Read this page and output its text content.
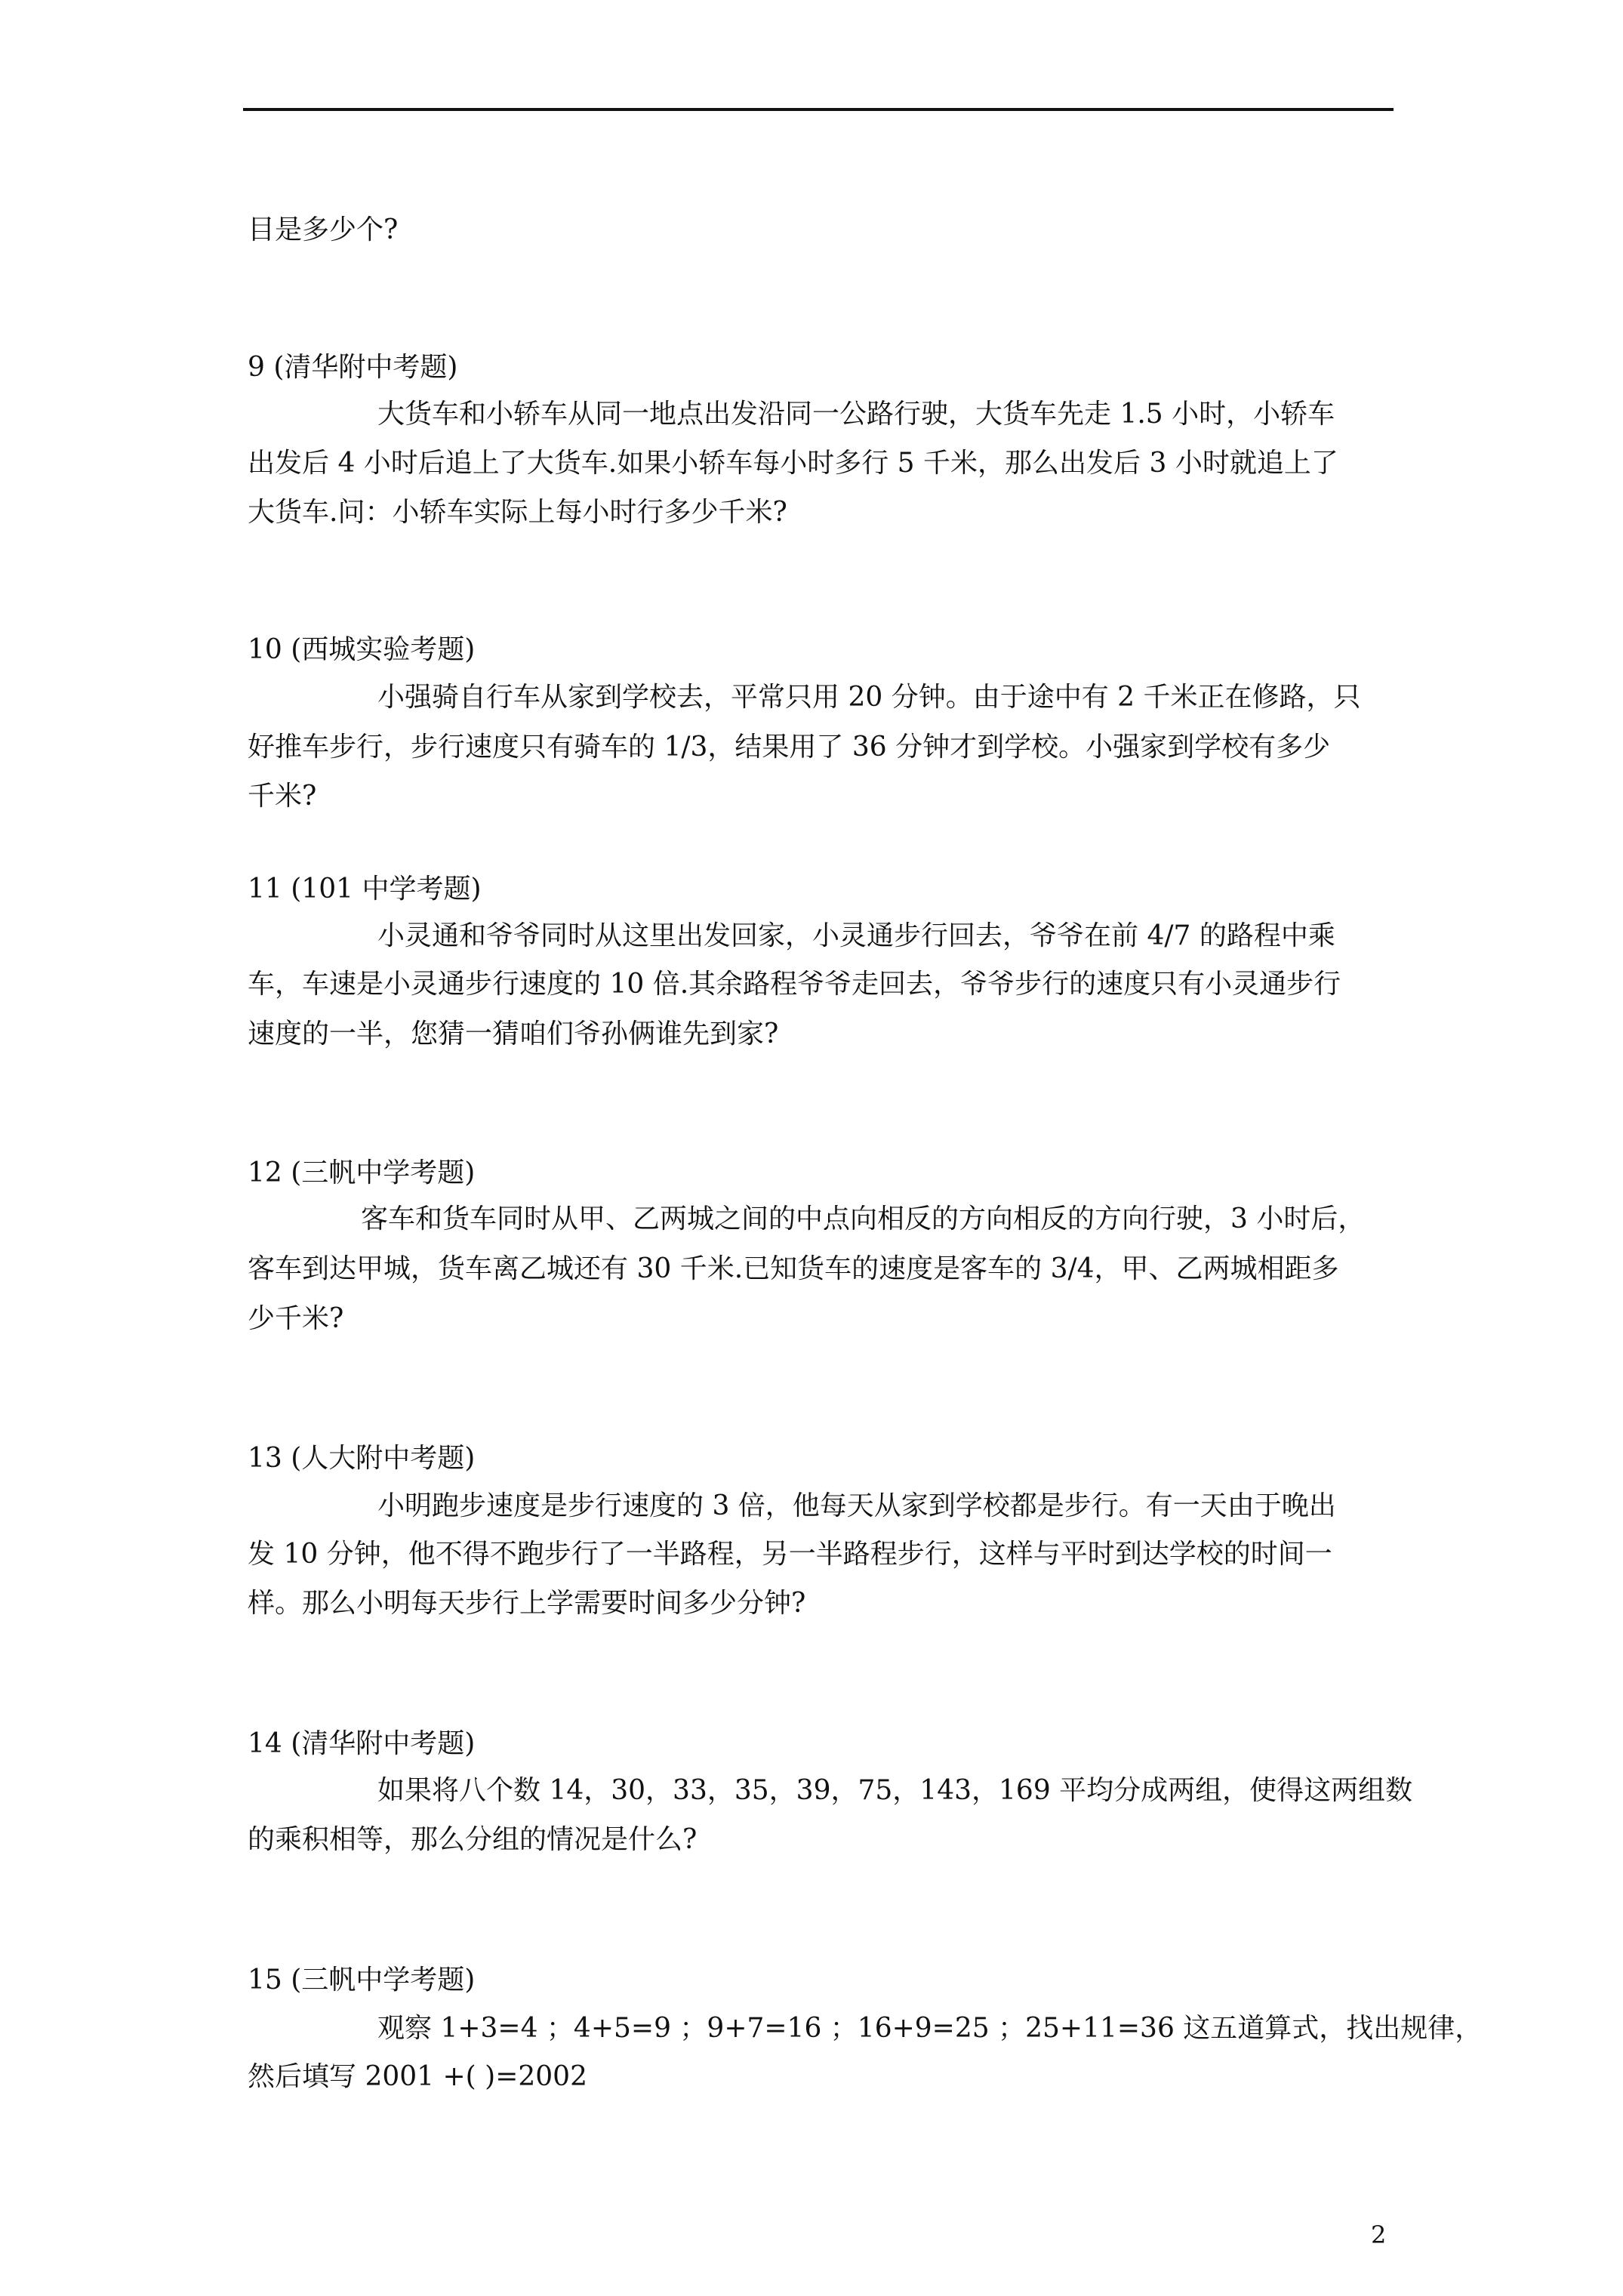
目是多少个?
9 (清华附中考题)
大货车和小轿车从同一地点出发沿同一公路行驶，大货车先走 1.5 小时，小轿车
出发后 4 小时后追上了大货车.如果小轿车每小时多行 5 千米，那么出发后 3 小时就追上了
大货车.问：小轿车实际上每小时行多少千米?
10 (西城实验考题)
小强骑自行车从家到学校去，平常只用 20 分钟。由于途中有 2 千米正在修路，只
好推车步行，步行速度只有骑车的 1/3，结果用了 36 分钟才到学校。小强家到学校有多少
千米?
11 (101 中学考题)
小灵通和爷爷同时从这里出发回家，小灵通步行回去，爷爷在前 4/7 的路程中乘
车，车速是小灵通步行速度的 10 倍.其余路程爷爷走回去，爷爷步行的速度只有小灵通步行
速度的一半，您猜一猜咱们爷孙俩谁先到家?
12 (三帆中学考题)
客车和货车同时从甲、乙两城之间的中点向相反的方向相反的方向行驶，3 小时后，
客车到达甲城，货车离乙城还有 30 千米.已知货车的速度是客车的 3/4，甲、乙两城相距多
少千米?
13 (人大附中考题)
小明跑步速度是步行速度的 3 倍，他每天从家到学校都是步行。有一天由于晚出
发 10 分钟，他不得不跑步行了一半路程，另一半路程步行，这样与平时到达学校的时间一
样。那么小明每天步行上学需要时间多少分钟?
14 (清华附中考题)
如果将八个数 14，30，33，35，39，75，143，169 平均分成两组，使得这两组数
的乘积相等，那么分组的情况是什么?
15 (三帆中学考题)
观察 1+3=4 ；4+5=9 ；9+7=16 ；16+9=25 ；25+11=36 这五道算式，找出规律，
然后填写 2001 +( )=2002
2
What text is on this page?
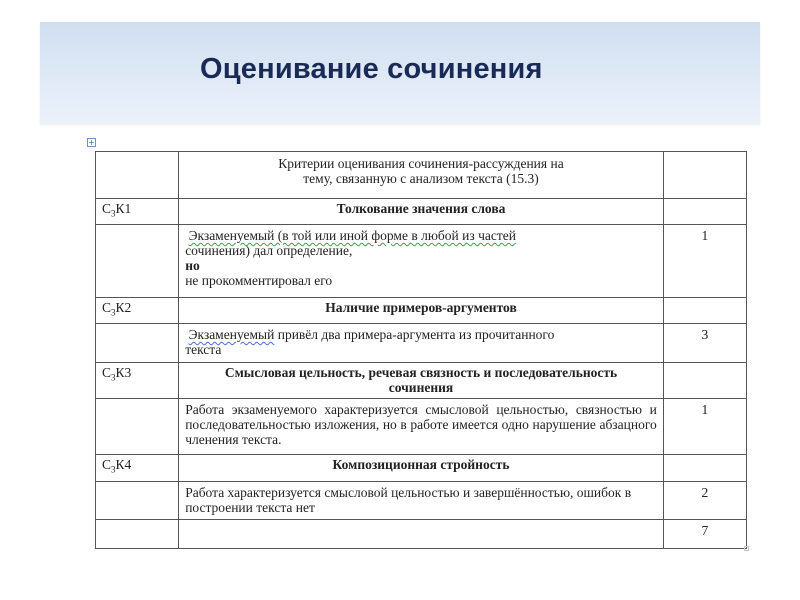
Оценивание сочинения
+
	Критерии оценивания сочинения-рассуждения на
тему, связанную с анализом текста (15.3)	
$С_3К1$	Толкование значения слова	
	Экзаменуемый (в той или иной форме в любой из частей
сочинения) дал определение,
но
не прокомментировал его	1
$С_3К2$	Наличие примеров-аргументов	
	Экзаменуемый привёл два примера-аргумента из прочитанного
текста	3
$С_3К3$	Смысловая цельность, речевая связность и последовательность
сочинения	
	Работа экзаменуемого характеризуется смысловой цельностью, связностью и последовательностью изложения, но в работе имеется одно нарушение абзацного членения текста.	1
$С_3К4$	Композиционная стройность	
	Работа характеризуется смысловой цельностью и завершённостью, ошибок в построении текста нет	2
		7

= = = = = = =

_Task directions_
Give every line of the material that includes the string "text".

_Response to this task_
Read this page and output its text content.
What text is on this page?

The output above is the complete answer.